Extracted data entries
--- start ---
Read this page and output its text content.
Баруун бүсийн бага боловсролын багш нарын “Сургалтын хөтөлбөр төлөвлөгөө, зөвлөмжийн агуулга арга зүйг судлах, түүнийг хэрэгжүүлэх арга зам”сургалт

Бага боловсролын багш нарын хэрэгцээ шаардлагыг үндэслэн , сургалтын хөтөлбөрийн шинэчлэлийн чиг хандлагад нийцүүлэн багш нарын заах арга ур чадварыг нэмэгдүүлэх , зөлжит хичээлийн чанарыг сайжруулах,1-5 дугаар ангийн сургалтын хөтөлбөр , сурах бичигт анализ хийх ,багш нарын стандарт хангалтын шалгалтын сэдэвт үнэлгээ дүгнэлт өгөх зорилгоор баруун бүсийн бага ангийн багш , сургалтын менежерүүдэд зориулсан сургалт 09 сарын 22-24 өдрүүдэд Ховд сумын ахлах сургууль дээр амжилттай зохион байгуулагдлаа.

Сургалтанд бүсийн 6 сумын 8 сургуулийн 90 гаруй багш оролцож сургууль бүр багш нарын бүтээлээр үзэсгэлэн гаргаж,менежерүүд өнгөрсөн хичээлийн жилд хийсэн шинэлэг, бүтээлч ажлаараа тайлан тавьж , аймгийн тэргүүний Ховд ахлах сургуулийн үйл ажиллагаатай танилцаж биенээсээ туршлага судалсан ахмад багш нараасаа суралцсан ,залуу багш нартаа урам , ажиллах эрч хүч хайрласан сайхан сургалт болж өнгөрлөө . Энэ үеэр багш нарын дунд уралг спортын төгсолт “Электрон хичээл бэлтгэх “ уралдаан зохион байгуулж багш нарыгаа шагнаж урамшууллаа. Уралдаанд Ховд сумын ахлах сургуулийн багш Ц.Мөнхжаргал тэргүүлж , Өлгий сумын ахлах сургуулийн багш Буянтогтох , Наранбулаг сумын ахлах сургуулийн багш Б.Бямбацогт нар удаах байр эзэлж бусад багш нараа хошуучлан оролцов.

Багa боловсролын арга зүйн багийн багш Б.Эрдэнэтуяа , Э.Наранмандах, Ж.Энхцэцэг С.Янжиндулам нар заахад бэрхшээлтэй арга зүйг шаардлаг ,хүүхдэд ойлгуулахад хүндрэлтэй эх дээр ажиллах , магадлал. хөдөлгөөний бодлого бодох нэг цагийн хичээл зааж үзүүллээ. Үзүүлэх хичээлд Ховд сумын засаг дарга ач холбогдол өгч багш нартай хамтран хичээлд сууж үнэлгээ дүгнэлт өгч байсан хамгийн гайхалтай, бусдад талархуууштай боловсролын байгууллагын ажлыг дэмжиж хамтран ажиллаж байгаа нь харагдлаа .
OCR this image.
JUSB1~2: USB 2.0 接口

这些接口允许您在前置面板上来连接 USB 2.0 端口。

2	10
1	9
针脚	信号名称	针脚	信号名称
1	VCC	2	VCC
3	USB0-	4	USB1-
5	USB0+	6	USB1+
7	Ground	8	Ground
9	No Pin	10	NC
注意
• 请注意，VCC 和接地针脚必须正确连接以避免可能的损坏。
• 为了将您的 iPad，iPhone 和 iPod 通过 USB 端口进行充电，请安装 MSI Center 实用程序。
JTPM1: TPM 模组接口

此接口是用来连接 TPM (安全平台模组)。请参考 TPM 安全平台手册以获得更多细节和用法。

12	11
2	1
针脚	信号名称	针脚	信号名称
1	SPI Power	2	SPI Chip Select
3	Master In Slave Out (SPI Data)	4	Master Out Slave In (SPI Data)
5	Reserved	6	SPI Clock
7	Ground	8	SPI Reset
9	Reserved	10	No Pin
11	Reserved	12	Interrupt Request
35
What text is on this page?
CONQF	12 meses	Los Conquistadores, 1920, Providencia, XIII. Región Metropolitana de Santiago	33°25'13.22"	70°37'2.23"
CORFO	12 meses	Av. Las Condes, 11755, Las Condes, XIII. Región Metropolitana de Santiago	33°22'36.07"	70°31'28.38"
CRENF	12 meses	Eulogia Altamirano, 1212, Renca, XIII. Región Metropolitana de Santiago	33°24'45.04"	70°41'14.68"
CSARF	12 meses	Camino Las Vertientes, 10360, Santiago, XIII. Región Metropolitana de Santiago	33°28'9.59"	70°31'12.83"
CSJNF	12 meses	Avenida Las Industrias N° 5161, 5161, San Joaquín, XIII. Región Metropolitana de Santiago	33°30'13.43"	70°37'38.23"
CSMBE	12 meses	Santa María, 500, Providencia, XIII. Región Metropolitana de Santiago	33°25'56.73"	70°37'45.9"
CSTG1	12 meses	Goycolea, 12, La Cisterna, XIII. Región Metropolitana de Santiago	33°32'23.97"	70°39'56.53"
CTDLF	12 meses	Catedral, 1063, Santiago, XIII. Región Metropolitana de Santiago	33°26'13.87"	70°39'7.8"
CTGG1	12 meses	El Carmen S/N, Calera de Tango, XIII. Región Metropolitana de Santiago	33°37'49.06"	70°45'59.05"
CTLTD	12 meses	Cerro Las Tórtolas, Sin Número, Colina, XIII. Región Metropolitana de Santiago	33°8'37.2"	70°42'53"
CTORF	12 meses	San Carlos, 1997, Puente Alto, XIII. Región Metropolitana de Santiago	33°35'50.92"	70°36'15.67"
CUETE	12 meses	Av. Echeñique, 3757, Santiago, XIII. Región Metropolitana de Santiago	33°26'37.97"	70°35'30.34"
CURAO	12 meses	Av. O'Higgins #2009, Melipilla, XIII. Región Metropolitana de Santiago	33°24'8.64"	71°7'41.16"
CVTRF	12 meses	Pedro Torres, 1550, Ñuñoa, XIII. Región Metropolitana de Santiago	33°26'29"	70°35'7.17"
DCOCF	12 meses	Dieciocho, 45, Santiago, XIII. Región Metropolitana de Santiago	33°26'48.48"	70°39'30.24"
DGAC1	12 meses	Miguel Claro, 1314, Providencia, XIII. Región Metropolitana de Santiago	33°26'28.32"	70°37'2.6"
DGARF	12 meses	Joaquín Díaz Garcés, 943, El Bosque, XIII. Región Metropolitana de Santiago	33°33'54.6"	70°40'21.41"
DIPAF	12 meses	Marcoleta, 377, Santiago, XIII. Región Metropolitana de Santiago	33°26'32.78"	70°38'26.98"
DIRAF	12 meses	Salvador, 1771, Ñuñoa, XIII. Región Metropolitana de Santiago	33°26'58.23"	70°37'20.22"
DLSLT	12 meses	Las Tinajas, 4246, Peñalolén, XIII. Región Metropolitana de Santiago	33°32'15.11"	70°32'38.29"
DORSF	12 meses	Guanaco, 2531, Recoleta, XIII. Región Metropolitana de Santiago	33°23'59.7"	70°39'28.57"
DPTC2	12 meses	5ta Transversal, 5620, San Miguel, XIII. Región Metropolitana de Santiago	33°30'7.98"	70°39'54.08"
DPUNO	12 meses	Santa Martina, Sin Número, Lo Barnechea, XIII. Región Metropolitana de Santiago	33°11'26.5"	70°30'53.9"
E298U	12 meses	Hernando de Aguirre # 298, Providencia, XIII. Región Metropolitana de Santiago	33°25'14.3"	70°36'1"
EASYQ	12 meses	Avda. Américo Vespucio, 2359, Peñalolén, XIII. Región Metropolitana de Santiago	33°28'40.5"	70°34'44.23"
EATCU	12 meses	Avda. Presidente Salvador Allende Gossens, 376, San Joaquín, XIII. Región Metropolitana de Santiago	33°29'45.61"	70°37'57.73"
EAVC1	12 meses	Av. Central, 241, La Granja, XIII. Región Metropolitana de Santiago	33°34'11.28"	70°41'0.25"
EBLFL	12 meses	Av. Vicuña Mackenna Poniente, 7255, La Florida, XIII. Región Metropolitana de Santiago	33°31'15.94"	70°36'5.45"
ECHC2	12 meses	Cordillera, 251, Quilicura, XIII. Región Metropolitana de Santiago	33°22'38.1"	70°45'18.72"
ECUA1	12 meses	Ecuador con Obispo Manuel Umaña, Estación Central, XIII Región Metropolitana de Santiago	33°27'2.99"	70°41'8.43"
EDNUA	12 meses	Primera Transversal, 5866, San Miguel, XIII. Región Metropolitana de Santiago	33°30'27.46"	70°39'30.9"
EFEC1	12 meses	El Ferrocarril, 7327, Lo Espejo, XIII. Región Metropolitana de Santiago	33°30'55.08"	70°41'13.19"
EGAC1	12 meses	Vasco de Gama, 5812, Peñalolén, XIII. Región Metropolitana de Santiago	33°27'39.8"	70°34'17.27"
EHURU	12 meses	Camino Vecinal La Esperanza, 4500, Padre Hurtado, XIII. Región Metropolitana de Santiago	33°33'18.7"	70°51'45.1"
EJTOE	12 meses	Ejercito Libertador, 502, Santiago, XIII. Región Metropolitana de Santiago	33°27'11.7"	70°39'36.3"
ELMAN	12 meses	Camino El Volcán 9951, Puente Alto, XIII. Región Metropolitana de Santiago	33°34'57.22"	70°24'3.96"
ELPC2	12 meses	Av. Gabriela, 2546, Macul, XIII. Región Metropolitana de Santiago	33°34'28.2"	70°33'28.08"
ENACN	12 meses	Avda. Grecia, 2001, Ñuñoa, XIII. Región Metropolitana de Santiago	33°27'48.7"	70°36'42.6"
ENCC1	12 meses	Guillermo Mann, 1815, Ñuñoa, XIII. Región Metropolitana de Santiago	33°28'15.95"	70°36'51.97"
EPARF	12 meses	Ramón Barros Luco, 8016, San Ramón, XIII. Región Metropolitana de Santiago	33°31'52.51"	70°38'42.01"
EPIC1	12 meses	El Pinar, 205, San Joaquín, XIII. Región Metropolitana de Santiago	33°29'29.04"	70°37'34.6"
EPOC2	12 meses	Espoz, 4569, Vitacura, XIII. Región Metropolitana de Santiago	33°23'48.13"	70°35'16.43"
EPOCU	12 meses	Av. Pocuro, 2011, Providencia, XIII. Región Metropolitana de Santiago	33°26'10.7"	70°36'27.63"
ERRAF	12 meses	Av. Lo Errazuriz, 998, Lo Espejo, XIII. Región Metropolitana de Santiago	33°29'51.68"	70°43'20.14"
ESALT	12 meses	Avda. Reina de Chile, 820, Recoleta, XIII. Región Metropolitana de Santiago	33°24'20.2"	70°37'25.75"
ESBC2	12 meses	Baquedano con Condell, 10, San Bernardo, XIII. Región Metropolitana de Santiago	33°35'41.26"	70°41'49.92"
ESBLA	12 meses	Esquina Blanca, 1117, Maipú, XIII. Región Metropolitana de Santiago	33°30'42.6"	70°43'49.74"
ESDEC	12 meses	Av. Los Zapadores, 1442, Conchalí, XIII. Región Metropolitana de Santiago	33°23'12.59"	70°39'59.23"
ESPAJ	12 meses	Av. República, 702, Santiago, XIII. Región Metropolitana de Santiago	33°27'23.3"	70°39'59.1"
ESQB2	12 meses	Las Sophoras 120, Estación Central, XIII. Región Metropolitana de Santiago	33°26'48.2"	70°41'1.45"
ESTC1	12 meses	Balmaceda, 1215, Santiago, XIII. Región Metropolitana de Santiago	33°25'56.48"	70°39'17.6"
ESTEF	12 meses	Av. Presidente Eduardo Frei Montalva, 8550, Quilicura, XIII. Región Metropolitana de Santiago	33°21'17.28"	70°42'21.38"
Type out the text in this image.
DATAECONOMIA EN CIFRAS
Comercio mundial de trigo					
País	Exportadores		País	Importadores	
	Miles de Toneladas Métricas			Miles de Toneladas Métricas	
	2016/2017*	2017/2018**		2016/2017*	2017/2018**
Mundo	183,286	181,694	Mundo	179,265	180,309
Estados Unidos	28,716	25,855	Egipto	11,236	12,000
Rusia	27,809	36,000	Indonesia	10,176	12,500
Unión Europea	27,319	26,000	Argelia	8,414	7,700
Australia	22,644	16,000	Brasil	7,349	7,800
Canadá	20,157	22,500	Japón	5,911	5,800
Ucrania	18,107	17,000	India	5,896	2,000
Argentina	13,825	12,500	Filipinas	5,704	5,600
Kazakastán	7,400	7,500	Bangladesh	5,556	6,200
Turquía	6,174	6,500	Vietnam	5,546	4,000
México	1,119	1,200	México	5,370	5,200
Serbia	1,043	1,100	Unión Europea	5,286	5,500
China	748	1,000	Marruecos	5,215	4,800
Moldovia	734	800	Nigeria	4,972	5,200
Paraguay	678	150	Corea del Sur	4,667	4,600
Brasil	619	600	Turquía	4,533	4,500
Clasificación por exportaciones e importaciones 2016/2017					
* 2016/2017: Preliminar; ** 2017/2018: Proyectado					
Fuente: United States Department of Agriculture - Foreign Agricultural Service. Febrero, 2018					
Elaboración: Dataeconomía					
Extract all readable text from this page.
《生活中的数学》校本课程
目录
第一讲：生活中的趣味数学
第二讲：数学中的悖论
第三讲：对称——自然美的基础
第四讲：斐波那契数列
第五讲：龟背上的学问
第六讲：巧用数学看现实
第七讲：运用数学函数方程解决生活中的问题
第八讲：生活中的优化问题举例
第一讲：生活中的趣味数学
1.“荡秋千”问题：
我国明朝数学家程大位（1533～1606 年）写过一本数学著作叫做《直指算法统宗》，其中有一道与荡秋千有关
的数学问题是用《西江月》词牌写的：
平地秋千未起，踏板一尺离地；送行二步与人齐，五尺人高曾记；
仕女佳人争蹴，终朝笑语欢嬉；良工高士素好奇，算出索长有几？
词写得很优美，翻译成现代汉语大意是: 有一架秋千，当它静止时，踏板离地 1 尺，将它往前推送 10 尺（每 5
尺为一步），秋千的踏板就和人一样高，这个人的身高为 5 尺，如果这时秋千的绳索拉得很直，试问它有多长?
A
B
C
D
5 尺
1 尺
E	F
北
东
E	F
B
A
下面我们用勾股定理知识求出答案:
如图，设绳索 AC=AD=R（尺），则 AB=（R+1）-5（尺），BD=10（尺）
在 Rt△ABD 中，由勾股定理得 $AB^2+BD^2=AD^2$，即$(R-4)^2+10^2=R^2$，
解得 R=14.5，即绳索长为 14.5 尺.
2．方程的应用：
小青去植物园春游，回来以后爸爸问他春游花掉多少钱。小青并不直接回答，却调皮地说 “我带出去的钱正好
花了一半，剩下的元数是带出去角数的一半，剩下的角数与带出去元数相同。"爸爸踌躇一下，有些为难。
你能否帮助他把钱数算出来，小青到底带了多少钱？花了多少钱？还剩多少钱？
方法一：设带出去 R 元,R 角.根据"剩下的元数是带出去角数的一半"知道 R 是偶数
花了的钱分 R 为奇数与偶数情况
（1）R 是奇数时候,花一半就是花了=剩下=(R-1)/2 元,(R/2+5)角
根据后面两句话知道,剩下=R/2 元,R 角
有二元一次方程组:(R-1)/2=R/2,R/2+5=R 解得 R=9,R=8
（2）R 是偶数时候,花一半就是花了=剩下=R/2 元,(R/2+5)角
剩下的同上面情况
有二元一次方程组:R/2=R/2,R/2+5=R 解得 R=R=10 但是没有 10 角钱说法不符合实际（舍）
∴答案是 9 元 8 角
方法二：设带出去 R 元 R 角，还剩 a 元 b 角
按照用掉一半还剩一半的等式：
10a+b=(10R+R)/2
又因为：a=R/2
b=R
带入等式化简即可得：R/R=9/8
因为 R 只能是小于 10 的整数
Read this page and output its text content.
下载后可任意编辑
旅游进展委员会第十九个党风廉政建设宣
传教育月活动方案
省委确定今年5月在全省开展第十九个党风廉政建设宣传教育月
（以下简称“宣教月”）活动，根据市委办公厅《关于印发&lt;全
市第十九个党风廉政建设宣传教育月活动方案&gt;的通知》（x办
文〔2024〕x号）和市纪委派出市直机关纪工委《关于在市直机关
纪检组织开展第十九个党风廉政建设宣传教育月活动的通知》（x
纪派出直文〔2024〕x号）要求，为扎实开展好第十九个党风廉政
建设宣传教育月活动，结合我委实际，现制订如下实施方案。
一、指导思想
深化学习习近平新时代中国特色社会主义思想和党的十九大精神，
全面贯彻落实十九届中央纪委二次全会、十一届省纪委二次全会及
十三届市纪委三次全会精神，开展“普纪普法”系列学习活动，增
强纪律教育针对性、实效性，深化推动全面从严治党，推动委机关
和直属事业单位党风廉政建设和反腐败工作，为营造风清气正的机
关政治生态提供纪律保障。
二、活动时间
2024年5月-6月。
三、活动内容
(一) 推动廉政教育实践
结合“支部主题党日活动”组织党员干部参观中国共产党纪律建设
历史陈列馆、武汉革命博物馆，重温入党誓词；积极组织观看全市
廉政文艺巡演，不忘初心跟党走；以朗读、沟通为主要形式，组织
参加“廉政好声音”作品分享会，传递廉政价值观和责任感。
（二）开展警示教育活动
--- end ---
**Stated problem:**
Find every line that has "Europea" in it, then return those lines.

**Task output:**
Unión Europea	27,319	26,000	Argelia	8,414	7,700
Serbia	1,043	1,100	Unión Europea	5,286	5,500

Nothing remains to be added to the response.